• _Problem description_
Write out every line of the entries below without any changes. Leave the pictures out of your answer.
*** Given data ***
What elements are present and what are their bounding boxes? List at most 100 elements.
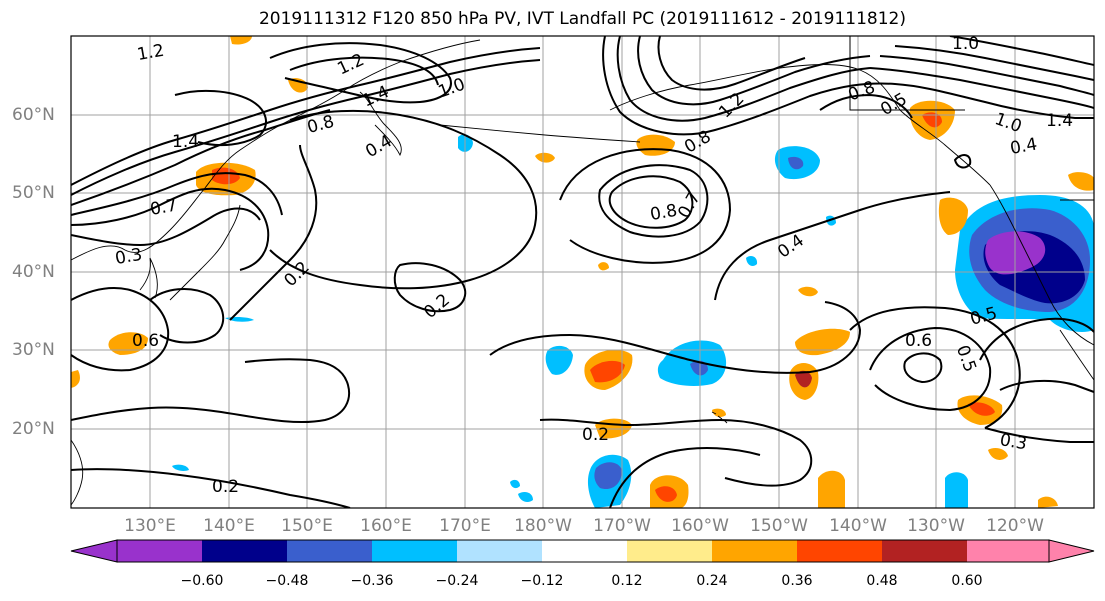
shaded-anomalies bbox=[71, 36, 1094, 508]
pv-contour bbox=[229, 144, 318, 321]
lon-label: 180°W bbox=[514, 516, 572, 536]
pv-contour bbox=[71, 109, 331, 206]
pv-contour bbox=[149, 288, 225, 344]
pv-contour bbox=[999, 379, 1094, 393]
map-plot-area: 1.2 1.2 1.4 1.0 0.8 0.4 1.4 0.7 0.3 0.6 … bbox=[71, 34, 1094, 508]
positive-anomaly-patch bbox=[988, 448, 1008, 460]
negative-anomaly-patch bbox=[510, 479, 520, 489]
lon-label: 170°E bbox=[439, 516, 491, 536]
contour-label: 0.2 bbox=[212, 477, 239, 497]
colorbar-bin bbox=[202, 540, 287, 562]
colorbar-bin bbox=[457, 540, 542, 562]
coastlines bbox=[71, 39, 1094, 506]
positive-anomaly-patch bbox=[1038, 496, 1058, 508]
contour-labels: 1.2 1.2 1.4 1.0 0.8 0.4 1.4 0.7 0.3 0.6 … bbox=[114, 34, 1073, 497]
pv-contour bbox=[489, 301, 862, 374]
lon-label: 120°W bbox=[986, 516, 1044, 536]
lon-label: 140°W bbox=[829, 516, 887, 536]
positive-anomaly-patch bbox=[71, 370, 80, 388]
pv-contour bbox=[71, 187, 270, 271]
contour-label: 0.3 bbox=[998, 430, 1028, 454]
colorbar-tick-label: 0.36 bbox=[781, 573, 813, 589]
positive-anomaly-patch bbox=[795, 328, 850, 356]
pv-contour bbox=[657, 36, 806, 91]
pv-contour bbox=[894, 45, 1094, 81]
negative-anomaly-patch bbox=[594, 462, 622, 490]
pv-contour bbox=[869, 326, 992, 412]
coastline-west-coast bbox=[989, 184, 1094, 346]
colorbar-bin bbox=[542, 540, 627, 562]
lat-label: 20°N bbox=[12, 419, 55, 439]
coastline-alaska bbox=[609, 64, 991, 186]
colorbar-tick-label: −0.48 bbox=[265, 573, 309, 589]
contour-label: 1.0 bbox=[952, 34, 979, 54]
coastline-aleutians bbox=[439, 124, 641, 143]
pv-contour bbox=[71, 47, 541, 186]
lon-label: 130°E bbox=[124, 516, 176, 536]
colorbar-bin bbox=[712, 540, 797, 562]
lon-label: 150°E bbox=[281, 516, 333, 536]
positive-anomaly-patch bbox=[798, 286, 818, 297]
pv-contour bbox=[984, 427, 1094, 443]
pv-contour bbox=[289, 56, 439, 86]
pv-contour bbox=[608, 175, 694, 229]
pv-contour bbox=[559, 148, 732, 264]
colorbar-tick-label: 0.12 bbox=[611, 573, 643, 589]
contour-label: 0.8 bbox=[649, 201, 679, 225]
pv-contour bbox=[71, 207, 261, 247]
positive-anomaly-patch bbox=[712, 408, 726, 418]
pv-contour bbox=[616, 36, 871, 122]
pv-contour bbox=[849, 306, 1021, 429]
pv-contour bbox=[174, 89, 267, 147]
***
• _Task answer_
What elements are present and what are their bounding boxes? List at most 100 elements.
shaded-anomalies bbox=[71, 36, 1094, 508]
pv-contour bbox=[229, 144, 318, 321]
lon-label: 180°W bbox=[514, 516, 572, 536]
pv-contour bbox=[71, 109, 331, 206]
pv-contour bbox=[149, 288, 225, 344]
pv-contour bbox=[999, 379, 1094, 393]
map-plot-area: 1.2 1.2 1.4 1.0 0.8 0.4 1.4 0.7 0.3 0.6 … bbox=[71, 34, 1094, 508]
positive-anomaly-patch bbox=[988, 448, 1008, 460]
negative-anomaly-patch bbox=[510, 479, 520, 489]
lon-label: 170°E bbox=[439, 516, 491, 536]
contour-label: 0.2 bbox=[212, 477, 239, 497]
colorbar-bin bbox=[202, 540, 287, 562]
colorbar-bin bbox=[457, 540, 542, 562]
coastlines bbox=[71, 39, 1094, 506]
positive-anomaly-patch bbox=[1038, 496, 1058, 508]
contour-labels: 1.2 1.2 1.4 1.0 0.8 0.4 1.4 0.7 0.3 0.6 … bbox=[114, 34, 1073, 497]
pv-contour bbox=[489, 301, 862, 374]
lon-label: 120°W bbox=[986, 516, 1044, 536]
lon-label: 140°W bbox=[829, 516, 887, 536]
positive-anomaly-patch bbox=[71, 370, 80, 388]
pv-contour bbox=[71, 187, 270, 271]
contour-label: 0.3 bbox=[998, 430, 1028, 454]
colorbar-tick-label: 0.36 bbox=[781, 573, 813, 589]
positive-anomaly-patch bbox=[795, 328, 850, 356]
pv-contour bbox=[657, 36, 806, 91]
pv-contour bbox=[894, 45, 1094, 81]
negative-anomaly-patch bbox=[594, 462, 622, 490]
pv-contour bbox=[869, 326, 992, 412]
coastline-west-coast bbox=[989, 184, 1094, 346]
colorbar-bin bbox=[542, 540, 627, 562]
lat-label: 20°N bbox=[12, 419, 55, 439]
coastline-alaska bbox=[609, 64, 991, 186]
colorbar-tick-label: −0.48 bbox=[265, 573, 309, 589]
contour-label: 1.0 bbox=[952, 34, 979, 54]
coastline-aleutians bbox=[439, 124, 641, 143]
pv-contour bbox=[71, 47, 541, 186]
lon-label: 130°E bbox=[124, 516, 176, 536]
colorbar-bin bbox=[712, 540, 797, 562]
lon-label: 150°E bbox=[281, 516, 333, 536]
positive-anomaly-patch bbox=[798, 286, 818, 297]
pv-contour bbox=[984, 427, 1094, 443]
pv-contour bbox=[289, 56, 439, 86]
pv-contour bbox=[608, 175, 694, 229]
pv-contour bbox=[559, 148, 732, 264]
colorbar-tick-label: 0.12 bbox=[611, 573, 643, 589]
contour-label: 0.8 bbox=[649, 201, 679, 225]
pv-contour bbox=[71, 207, 261, 247]
positive-anomaly-patch bbox=[712, 408, 726, 418]
pv-contour bbox=[616, 36, 871, 122]
pv-contour bbox=[849, 306, 1021, 429]
pv-contour bbox=[174, 89, 267, 147]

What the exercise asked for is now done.